[TASK INPUT]
# # # # # # #

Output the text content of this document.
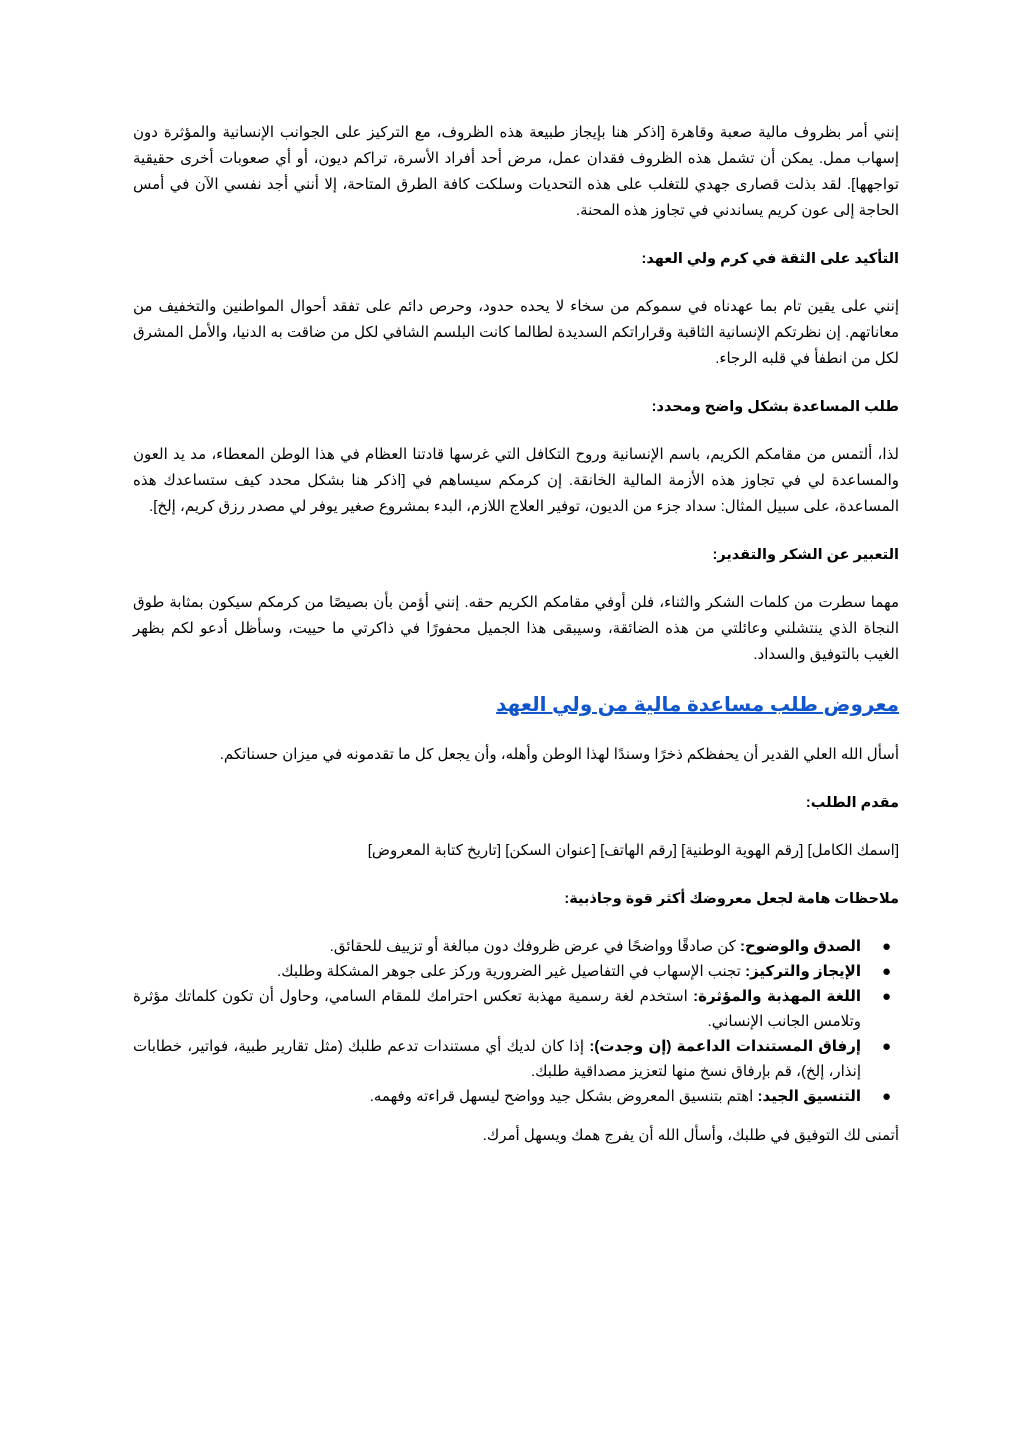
إنني أمر بظروف مالية صعبة وقاهرة [اذكر هنا بإيجاز طبيعة هذه الظروف، مع التركيز على الجوانب الإنسانية والمؤثرة دون إسهاب ممل. يمكن أن تشمل هذه الظروف فقدان عمل، مرض أحد أفراد الأسرة، تراكم ديون، أو أي صعوبات أخرى حقيقية تواجهها]. لقد بذلت قصارى جهدي للتغلب على هذه التحديات وسلكت كافة الطرق المتاحة، إلا أنني أجد نفسي الآن في أمس الحاجة إلى عون كريم يساندني في تجاوز هذه المحنة.

التأكيد على الثقة في كرم ولي العهد:

إنني على يقين تام بما عهدناه في سموكم من سخاء لا يحده حدود، وحرص دائم على تفقد أحوال المواطنين والتخفيف من معاناتهم. إن نظرتكم الإنسانية الثاقبة وقراراتكم السديدة لطالما كانت البلسم الشافي لكل من ضاقت به الدنيا، والأمل المشرق لكل من انطفأ في قلبه الرجاء.

طلب المساعدة بشكل واضح ومحدد:

لذا، ألتمس من مقامكم الكريم، باسم الإنسانية وروح التكافل التي غرسها قادتنا العظام في هذا الوطن المعطاء، مد يد العون والمساعدة لي في تجاوز هذه الأزمة المالية الخانقة. إن كرمكم سيساهم في [اذكر هنا بشكل محدد كيف ستساعدك هذه المساعدة، على سبيل المثال: سداد جزء من الديون، توفير العلاج اللازم، البدء بمشروع صغير يوفر لي مصدر رزق كريم، إلخ].

التعبير عن الشكر والتقدير:

مهما سطرت من كلمات الشكر والثناء، فلن أوفي مقامكم الكريم حقه. إنني أؤمن بأن بصيصًا من كرمكم سيكون بمثابة طوق النجاة الذي ينتشلني وعائلتي من هذه الضائقة، وسيبقى هذا الجميل محفورًا في ذاكرتي ما حييت، وسأظل أدعو لكم بظهر الغيب بالتوفيق والسداد.

معروض طلب مساعدة مالية من ولي العهد

أسأل الله العلي القدير أن يحفظكم ذخرًا وسندًا لهذا الوطن وأهله، وأن يجعل كل ما تقدمونه في ميزان حسناتكم.

مقدم الطلب:

[اسمك الكامل] [رقم الهوية الوطنية] [رقم الهاتف] [عنوان السكن] [تاريخ كتابة المعروض]

ملاحظات هامة لجعل معروضك أكثر قوة وجاذبية:
●
الصدق والوضوح: كن صادقًا وواضحًا في عرض ظروفك دون مبالغة أو تزييف للحقائق.
●
الإيجاز والتركيز: تجنب الإسهاب في التفاصيل غير الضرورية وركز على جوهر المشكلة وطلبك.
●
اللغة المهذبة والمؤثرة: استخدم لغة رسمية مهذبة تعكس احترامك للمقام السامي، وحاول أن تكون كلماتك مؤثرة وتلامس الجانب الإنساني.
●
إرفاق المستندات الداعمة (إن وجدت): إذا كان لديك أي مستندات تدعم طلبك (مثل تقارير طبية، فواتير، خطابات إنذار، إلخ)، قم بإرفاق نسخ منها لتعزيز مصداقية طلبك.
●
التنسيق الجيد: اهتم بتنسيق المعروض بشكل جيد وواضح ليسهل قراءته وفهمه.

أتمنى لك التوفيق في طلبك، وأسأل الله أن يفرج همك ويسهل أمرك.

# # # # # # #

[WHAT NEEDS TO BE DONE]
Give back every line exactly as it stands, pictures excluded.

[ANSWER TO THIS PROBLEM]
Output the text content of this document.
إنني أمر بظروف مالية صعبة وقاهرة [اذكر هنا بإيجاز طبيعة هذه الظروف، مع التركيز على الجوانب الإنسانية والمؤثرة دون إسهاب ممل. يمكن أن تشمل هذه الظروف فقدان عمل، مرض أحد أفراد الأسرة، تراكم ديون، أو أي صعوبات أخرى حقيقية تواجهها]. لقد بذلت قصارى جهدي للتغلب على هذه التحديات وسلكت كافة الطرق المتاحة، إلا أنني أجد نفسي الآن في أمس الحاجة إلى عون كريم يساندني في تجاوز هذه المحنة.

التأكيد على الثقة في كرم ولي العهد:

إنني على يقين تام بما عهدناه في سموكم من سخاء لا يحده حدود، وحرص دائم على تفقد أحوال المواطنين والتخفيف من معاناتهم. إن نظرتكم الإنسانية الثاقبة وقراراتكم السديدة لطالما كانت البلسم الشافي لكل من ضاقت به الدنيا، والأمل المشرق لكل من انطفأ في قلبه الرجاء.

طلب المساعدة بشكل واضح ومحدد:

لذا، ألتمس من مقامكم الكريم، باسم الإنسانية وروح التكافل التي غرسها قادتنا العظام في هذا الوطن المعطاء، مد يد العون والمساعدة لي في تجاوز هذه الأزمة المالية الخانقة. إن كرمكم سيساهم في [اذكر هنا بشكل محدد كيف ستساعدك هذه المساعدة، على سبيل المثال: سداد جزء من الديون، توفير العلاج اللازم، البدء بمشروع صغير يوفر لي مصدر رزق كريم، إلخ].

التعبير عن الشكر والتقدير:

مهما سطرت من كلمات الشكر والثناء، فلن أوفي مقامكم الكريم حقه. إنني أؤمن بأن بصيصًا من كرمكم سيكون بمثابة طوق النجاة الذي ينتشلني وعائلتي من هذه الضائقة، وسيبقى هذا الجميل محفورًا في ذاكرتي ما حييت، وسأظل أدعو لكم بظهر الغيب بالتوفيق والسداد.

معروض طلب مساعدة مالية من ولي العهد

أسأل الله العلي القدير أن يحفظكم ذخرًا وسندًا لهذا الوطن وأهله، وأن يجعل كل ما تقدمونه في ميزان حسناتكم.

مقدم الطلب:

[اسمك الكامل] [رقم الهوية الوطنية] [رقم الهاتف] [عنوان السكن] [تاريخ كتابة المعروض]

ملاحظات هامة لجعل معروضك أكثر قوة وجاذبية:
●
الصدق والوضوح: كن صادقًا وواضحًا في عرض ظروفك دون مبالغة أو تزييف للحقائق.
●
الإيجاز والتركيز: تجنب الإسهاب في التفاصيل غير الضرورية وركز على جوهر المشكلة وطلبك.
●
اللغة المهذبة والمؤثرة: استخدم لغة رسمية مهذبة تعكس احترامك للمقام السامي، وحاول أن تكون كلماتك مؤثرة وتلامس الجانب الإنساني.
●
إرفاق المستندات الداعمة (إن وجدت): إذا كان لديك أي مستندات تدعم طلبك (مثل تقارير طبية، فواتير، خطابات إنذار، إلخ)، قم بإرفاق نسخ منها لتعزيز مصداقية طلبك.
●
التنسيق الجيد: اهتم بتنسيق المعروض بشكل جيد وواضح ليسهل قراءته وفهمه.

أتمنى لك التوفيق في طلبك، وأسأل الله أن يفرج همك ويسهل أمرك.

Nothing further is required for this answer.